▶ [TUGAS YANG DIKERJAKAN]
a - Tuliskan kembali dengan persis bagian teks tentang zakat yang dimulai pada kata-kata "عَنْ النَّبِيِّ صَلَّى" dan berakhir setelah kata-kata "Abi Daud 1/346].".
b - Tentukan apakah setiap pernyataan berikut sesuai dengan teks tentang zakat, lalu jawab ya atau tidak disertai kutipan persis kata-kata teks yang menjadi penentunya: (i) harta wakaf untuk masjid tidak diwajibkan zakat; (ii) hadits Ali Radhiyallahu anhu diriwayatkan oleh at-Tirmidzi; (iii) wakaf untuk keluarga Fulan tetap terkena kewajiban zakat selama memenuhi kriteria yang lain.

▶ [KUTIPAN SUMBER]
Demikian juga tidak diwajibkan zakat pada harta wakaf yang tidak diberikan untuk individu tertentu, seperti wakaf harta untuk fakir miskin atau untuk masjid atau sekolahan. Sedangkan wakaf yang diserahkan untuk individu tertentu seperti wakaf untuk keluarga Fulan maka ia tetap kena kewajiban zakat selama memenuhi kreteria yang lainnya.[5]

5. Berlalu setahun lamanya
Syarat ini ditetapkan berdasarkan hadits-hadits Nabi Shallallahu ‘alaihi wa sallam, diantaranya hadits ‘Aisyah Radhiyallahu anhuma yang berbunyi :

سَمِعْتُ رَسُوْلَ اللهِ يَقُوْلُ : لاَ زَكَاةَ فِيْ مَالٍ حَتَّى يَحُوْلَ عَلَيْهِ الْحَوْلُ

Aku telah mendengar Rasûlullâh bersabda, "Tidak ada zakat pada harta sampai harta itu berlalu setahun lamanya [HR. Ibnu Mâjah rahimahullah , no. 1792 dan dishahihkan al-Albâni rahimahullah dalam shahih sunan Ibnu Mâjah 2/98].

Juga hadits Ali Radhiyallahu anhu yang berbunyi :

عَنْ النَّبِيِّ صَلَّى اللَّهُ عَلَيْهِ وَسَلَّمَ قَالَ لَيْسَ فِي مَالٍ زَكَاةٌ حَتَّى يَحُولَ عَلَيْهِ الْحَوْلُ

Diriwayatkan Nabi Shallallahu ‘alaihi wa sallam , beliau bersabda, "Tidak ada zakat pada harta hingga harta itu berlalu setahun lamanya [HR Abu daud no. 1571 dan dishahihkan al-Albani dalam Shahîh Sunan Abi Daud 1/346].

Demikian juga dalam hadits Ibnu Umar Radhiyallahu anhuma, beliau Radhiyallahu anhuma berkata :

قَالَ رَسُولُ اللَّهِ صَلَّى اللَّهُ عَلَيْهِ وَسَلَّمَ مَنْ اسْتَفَادَ مَالًا فَلَا زَكَاةَ عَلَيْهِ حَتَّى يَحُولَ عَلَيْهِ الْحَوْلُ

Rasûlullâh bersabda, "Barangsiapa memanfaatkan harta maka tidak ada zakat atasnya sampai harta itu berlalu setahun" [HR at-Tirmidzi rahimahullah dalam Sunannya no. 631 dan dishahihkan al-Albâni rahimahullah dalam Shahîh Sunan at-Tirmidzi 1/348].

▶ [CUPLIKAN DATA]
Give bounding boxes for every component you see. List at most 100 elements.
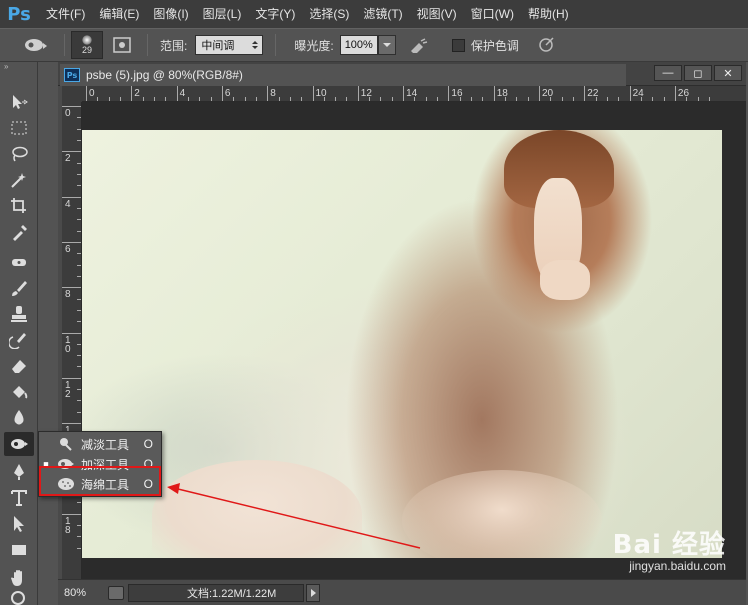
app-logo: Ps — [7, 3, 31, 25]
ruler-minor-tick — [77, 400, 81, 402]
path-selection-tool[interactable] — [4, 512, 34, 536]
status-info-icon[interactable] — [108, 585, 124, 600]
protect-tones-checkbox[interactable] — [451, 38, 465, 52]
separator — [64, 34, 65, 56]
photo-leg — [402, 470, 602, 558]
menu-help[interactable]: 帮助(H) — [528, 0, 569, 28]
menu-file[interactable]: 文件(F) — [46, 0, 85, 28]
options-bar: 29 范围: 中间调 曝光度: 100% 保护色调 — [0, 28, 748, 62]
paint-bucket-icon — [13, 386, 28, 399]
crop-tool[interactable] — [4, 194, 34, 218]
exposure-slider-button[interactable] — [377, 35, 396, 55]
ruler-tick — [62, 151, 81, 153]
menu-edit[interactable]: 编辑(E) — [99, 0, 139, 28]
ruler-label: 12 — [65, 379, 71, 400]
airbrush-button[interactable] — [408, 34, 430, 56]
ruler-minor-tick — [471, 97, 473, 101]
pen-icon — [14, 464, 24, 480]
zoom-icon — [11, 591, 25, 605]
hand-tool[interactable] — [4, 566, 34, 590]
burn-tool[interactable] — [4, 432, 34, 456]
ruler-label: 20 — [542, 88, 554, 99]
exposure-input[interactable]: 100% — [339, 35, 378, 55]
ruler-minor-tick — [77, 321, 81, 323]
baidu-watermark: Bai 经验 jingyan.baidu.com — [613, 524, 726, 573]
exposure-label: 曝光度: — [294, 38, 334, 53]
rectangle-tool[interactable] — [4, 538, 34, 562]
type-tool[interactable] — [4, 486, 34, 510]
horizontal-ruler[interactable]: 0 2 4 6 8 10 12 14 16 18 20 22 24 26 — [82, 86, 746, 102]
ruler-label: 24 — [632, 88, 644, 99]
document-window: Ps psbe (5).jpg @ 80%(RGB/8#) — ◻ ✕ 0246… — [58, 62, 746, 605]
healing-brush-tool[interactable] — [4, 250, 34, 274]
menu-view[interactable]: 视图(V) — [417, 0, 457, 28]
vertical-ruler[interactable]: 024681012141618 — [62, 102, 82, 579]
range-value: 中间调 — [201, 40, 235, 52]
watermark-url: jingyan.baidu.com — [629, 559, 726, 573]
menu-window[interactable]: 窗口(W) — [471, 0, 514, 28]
sponge-tool-highlight — [39, 466, 161, 496]
ruler-label: 14 — [406, 88, 418, 99]
brush-panel-button[interactable] — [111, 34, 133, 56]
paint-bucket-tool[interactable] — [4, 380, 34, 404]
close-button[interactable]: ✕ — [714, 65, 742, 81]
ruler-minor-tick — [77, 128, 81, 130]
ruler-minor-tick — [233, 97, 235, 101]
hand-icon — [11, 570, 22, 586]
brush-tip-icon — [82, 35, 92, 45]
ruler-minor-tick — [663, 97, 665, 101]
document-tab[interactable]: Ps psbe (5).jpg @ 80%(RGB/8#) — [60, 64, 626, 86]
ruler-minor-tick — [108, 97, 110, 101]
canvas-area[interactable]: Bai 经验 jingyan.baidu.com — [82, 102, 746, 579]
brush-tool[interactable] — [4, 276, 34, 300]
range-select[interactable]: 中间调 — [195, 35, 264, 55]
crop-icon — [11, 198, 26, 213]
ruler-minor-tick — [606, 97, 608, 101]
ruler-origin[interactable] — [62, 86, 82, 102]
ruler-minor-tick — [369, 97, 371, 101]
lasso-icon — [12, 146, 28, 162]
ruler-minor-tick — [437, 97, 439, 101]
menu-layer[interactable]: 图层(L) — [203, 0, 242, 28]
restore-button[interactable]: ◻ — [684, 65, 712, 81]
panel-grip-icon[interactable]: » — [0, 62, 37, 72]
move-tool[interactable] — [4, 90, 34, 114]
photo-knee — [152, 460, 362, 558]
ruler-label: 2 — [134, 88, 140, 99]
clone-stamp-tool[interactable] — [4, 302, 34, 326]
status-menu-button[interactable] — [306, 583, 320, 602]
menu-image[interactable]: 图像(I) — [153, 0, 188, 28]
dropdown-icon — [382, 43, 391, 47]
marquee-tool[interactable] — [4, 116, 34, 140]
flyout-item-dodge[interactable]: 减淡工具 O — [39, 434, 163, 454]
ruler-tick — [357, 86, 359, 101]
lasso-tool[interactable] — [4, 142, 34, 166]
ruler-minor-tick — [187, 97, 189, 101]
menu-filter[interactable]: 滤镜(T) — [363, 0, 402, 28]
ruler-minor-tick — [346, 97, 348, 101]
blur-icon — [14, 410, 24, 425]
minimize-button[interactable]: — — [654, 65, 682, 81]
document-title: psbe (5).jpg @ 80%(RGB/8#) — [86, 68, 243, 82]
pen-tool[interactable] — [4, 460, 34, 484]
separator — [275, 34, 277, 56]
eraser-tool[interactable] — [4, 354, 34, 378]
ruler-minor-tick — [561, 97, 563, 101]
ruler-minor-tick — [618, 97, 620, 101]
magic-wand-tool[interactable] — [4, 168, 34, 192]
ruler-minor-tick — [686, 97, 688, 101]
pressure-size-button[interactable] — [535, 34, 557, 56]
menu-type[interactable]: 文字(Y) — [255, 0, 295, 28]
menu-select[interactable]: 选择(S) — [309, 0, 349, 28]
zoom-tool[interactable] — [4, 590, 34, 605]
brush-picker[interactable]: 29 — [71, 31, 103, 59]
history-brush-tool[interactable] — [4, 328, 34, 352]
ruler-minor-tick — [77, 502, 81, 504]
ruler-minor-tick — [278, 97, 280, 101]
eyedropper-tool[interactable] — [4, 220, 34, 244]
blur-tool[interactable] — [4, 406, 34, 430]
dodge-icon — [57, 437, 75, 451]
ruler-minor-tick — [335, 97, 337, 101]
zoom-level[interactable]: 80% — [64, 587, 108, 599]
tool-preset-picker[interactable] — [14, 30, 58, 60]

▶ [JAWABAN LATIHAN]
a -
عَنْ النَّبِيِّ صَلَّى اللَّهُ عَلَيْهِ وَسَلَّمَ قَالَ لَيْسَ فِي مَالٍ زَكَاةٌ حَتَّى يَحُولَ عَلَيْهِ الْحَوْلُ

Diriwayatkan Nabi Shallallahu ‘alaihi wa sallam , beliau bersabda, "Tidak ada zakat pada harta hingga harta itu berlalu setahun lamanya [HR Abu daud no. 1571 dan dishahihkan al-Albani dalam Shahîh Sunan Abi Daud 1/346].

b -
(i) Ya: "tidak diwajibkan zakat pada harta wakaf yang tidak diberikan untuk individu tertentu, seperti wakaf harta untuk fakir miskin atau untuk masjid atau sekolahan"
(ii) Tidak: "HR Abu daud no. 1571"
(iii) Ya: "wakaf untuk keluarga Fulan maka ia tetap kena kewajiban zakat selama memenuhi kreteria yang lainnya"